▶ _Supplied entries_:
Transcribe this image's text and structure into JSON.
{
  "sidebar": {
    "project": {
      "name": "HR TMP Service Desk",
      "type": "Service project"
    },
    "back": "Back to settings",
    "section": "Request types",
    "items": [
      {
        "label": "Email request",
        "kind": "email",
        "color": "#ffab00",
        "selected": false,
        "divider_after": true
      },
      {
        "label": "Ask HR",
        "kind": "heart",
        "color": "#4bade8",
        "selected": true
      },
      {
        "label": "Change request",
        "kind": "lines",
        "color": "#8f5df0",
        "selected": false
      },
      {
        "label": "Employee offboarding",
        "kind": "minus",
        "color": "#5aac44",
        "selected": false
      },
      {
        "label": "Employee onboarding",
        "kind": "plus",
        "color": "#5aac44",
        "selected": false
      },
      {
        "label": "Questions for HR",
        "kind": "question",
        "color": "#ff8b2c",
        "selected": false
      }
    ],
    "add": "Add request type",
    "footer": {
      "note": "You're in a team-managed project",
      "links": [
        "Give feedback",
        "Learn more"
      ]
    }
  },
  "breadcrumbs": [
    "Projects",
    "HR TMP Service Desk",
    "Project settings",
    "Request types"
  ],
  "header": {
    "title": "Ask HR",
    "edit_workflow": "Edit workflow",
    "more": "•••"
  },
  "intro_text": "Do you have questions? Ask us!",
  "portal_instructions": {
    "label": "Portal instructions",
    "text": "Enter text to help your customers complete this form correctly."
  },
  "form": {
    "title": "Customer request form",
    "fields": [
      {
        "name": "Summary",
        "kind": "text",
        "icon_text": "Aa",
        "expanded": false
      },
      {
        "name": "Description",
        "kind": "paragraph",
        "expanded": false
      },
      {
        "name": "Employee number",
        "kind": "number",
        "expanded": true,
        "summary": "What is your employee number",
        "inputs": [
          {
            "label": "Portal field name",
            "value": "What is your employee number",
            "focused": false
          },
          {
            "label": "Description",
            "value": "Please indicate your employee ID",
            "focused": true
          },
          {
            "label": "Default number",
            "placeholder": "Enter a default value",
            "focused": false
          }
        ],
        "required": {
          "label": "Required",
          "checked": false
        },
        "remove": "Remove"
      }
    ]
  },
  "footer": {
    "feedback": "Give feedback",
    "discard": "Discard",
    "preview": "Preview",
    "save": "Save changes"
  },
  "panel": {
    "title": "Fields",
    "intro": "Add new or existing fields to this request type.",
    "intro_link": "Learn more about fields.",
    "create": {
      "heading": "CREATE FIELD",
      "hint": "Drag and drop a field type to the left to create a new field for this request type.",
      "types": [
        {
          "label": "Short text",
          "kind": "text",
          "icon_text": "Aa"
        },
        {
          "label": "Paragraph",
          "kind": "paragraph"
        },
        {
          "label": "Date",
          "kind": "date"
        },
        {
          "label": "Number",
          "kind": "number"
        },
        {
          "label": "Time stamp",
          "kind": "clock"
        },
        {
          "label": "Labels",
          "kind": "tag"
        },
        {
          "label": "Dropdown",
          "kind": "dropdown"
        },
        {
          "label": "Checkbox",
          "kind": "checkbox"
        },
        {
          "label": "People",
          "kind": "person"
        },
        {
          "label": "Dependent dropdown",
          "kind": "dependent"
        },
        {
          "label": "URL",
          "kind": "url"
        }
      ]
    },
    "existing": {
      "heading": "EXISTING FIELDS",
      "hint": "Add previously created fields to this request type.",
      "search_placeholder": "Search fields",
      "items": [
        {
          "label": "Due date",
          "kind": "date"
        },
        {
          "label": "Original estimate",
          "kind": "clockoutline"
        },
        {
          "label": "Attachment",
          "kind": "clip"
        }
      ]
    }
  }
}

▶ _Task statement_:
Copy every record exactly as presented.

▶ _Response below_:
Transcribe this image's text and structure into JSON.
{
  "sidebar": {
    "project": {
      "name": "HR TMP Service Desk",
      "type": "Service project"
    },
    "back": "Back to settings",
    "section": "Request types",
    "items": [
      {
        "label": "Email request",
        "kind": "email",
        "color": "#ffab00",
        "selected": false,
        "divider_after": true
      },
      {
        "label": "Ask HR",
        "kind": "heart",
        "color": "#4bade8",
        "selected": true
      },
      {
        "label": "Change request",
        "kind": "lines",
        "color": "#8f5df0",
        "selected": false
      },
      {
        "label": "Employee offboarding",
        "kind": "minus",
        "color": "#5aac44",
        "selected": false
      },
      {
        "label": "Employee onboarding",
        "kind": "plus",
        "color": "#5aac44",
        "selected": false
      },
      {
        "label": "Questions for HR",
        "kind": "question",
        "color": "#ff8b2c",
        "selected": false
      }
    ],
    "add": "Add request type",
    "footer": {
      "note": "You're in a team-managed project",
      "links": [
        "Give feedback",
        "Learn more"
      ]
    }
  },
  "breadcrumbs": [
    "Projects",
    "HR TMP Service Desk",
    "Project settings",
    "Request types"
  ],
  "header": {
    "title": "Ask HR",
    "edit_workflow": "Edit workflow",
    "more": "•••"
  },
  "intro_text": "Do you have questions? Ask us!",
  "portal_instructions": {
    "label": "Portal instructions",
    "text": "Enter text to help your customers complete this form correctly."
  },
  "form": {
    "title": "Customer request form",
    "fields": [
      {
        "name": "Summary",
        "kind": "text",
        "icon_text": "Aa",
        "expanded": false
      },
      {
        "name": "Description",
        "kind": "paragraph",
        "expanded": false
      },
      {
        "name": "Employee number",
        "kind": "number",
        "expanded": true,
        "summary": "What is your employee number",
        "inputs": [
          {
            "label": "Portal field name",
            "value": "What is your employee number",
            "focused": false
          },
          {
            "label": "Description",
            "value": "Please indicate your employee ID",
            "focused": true
          },
          {
            "label": "Default number",
            "placeholder": "Enter a default value",
            "focused": false
          }
        ],
        "required": {
          "label": "Required",
          "checked": false
        },
        "remove": "Remove"
      }
    ]
  },
  "footer": {
    "feedback": "Give feedback",
    "discard": "Discard",
    "preview": "Preview",
    "save": "Save changes"
  },
  "panel": {
    "title": "Fields",
    "intro": "Add new or existing fields to this request type.",
    "intro_link": "Learn more about fields.",
    "create": {
      "heading": "CREATE FIELD",
      "hint": "Drag and drop a field type to the left to create a new field for this request type.",
      "types": [
        {
          "label": "Short text",
          "kind": "text",
          "icon_text": "Aa"
        },
        {
          "label": "Paragraph",
          "kind": "paragraph"
        },
        {
          "label": "Date",
          "kind": "date"
        },
        {
          "label": "Number",
          "kind": "number"
        },
        {
          "label": "Time stamp",
          "kind": "clock"
        },
        {
          "label": "Labels",
          "kind": "tag"
        },
        {
          "label": "Dropdown",
          "kind": "dropdown"
        },
        {
          "label": "Checkbox",
          "kind": "checkbox"
        },
        {
          "label": "People",
          "kind": "person"
        },
        {
          "label": "Dependent dropdown",
          "kind": "dependent"
        },
        {
          "label": "URL",
          "kind": "url"
        }
      ]
    },
    "existing": {
      "heading": "EXISTING FIELDS",
      "hint": "Add previously created fields to this request type.",
      "search_placeholder": "Search fields",
      "items": [
        {
          "label": "Due date",
          "kind": "date"
        },
        {
          "label": "Original estimate",
          "kind": "clockoutline"
        },
        {
          "label": "Attachment",
          "kind": "clip"
        }
      ]
    }
  }
}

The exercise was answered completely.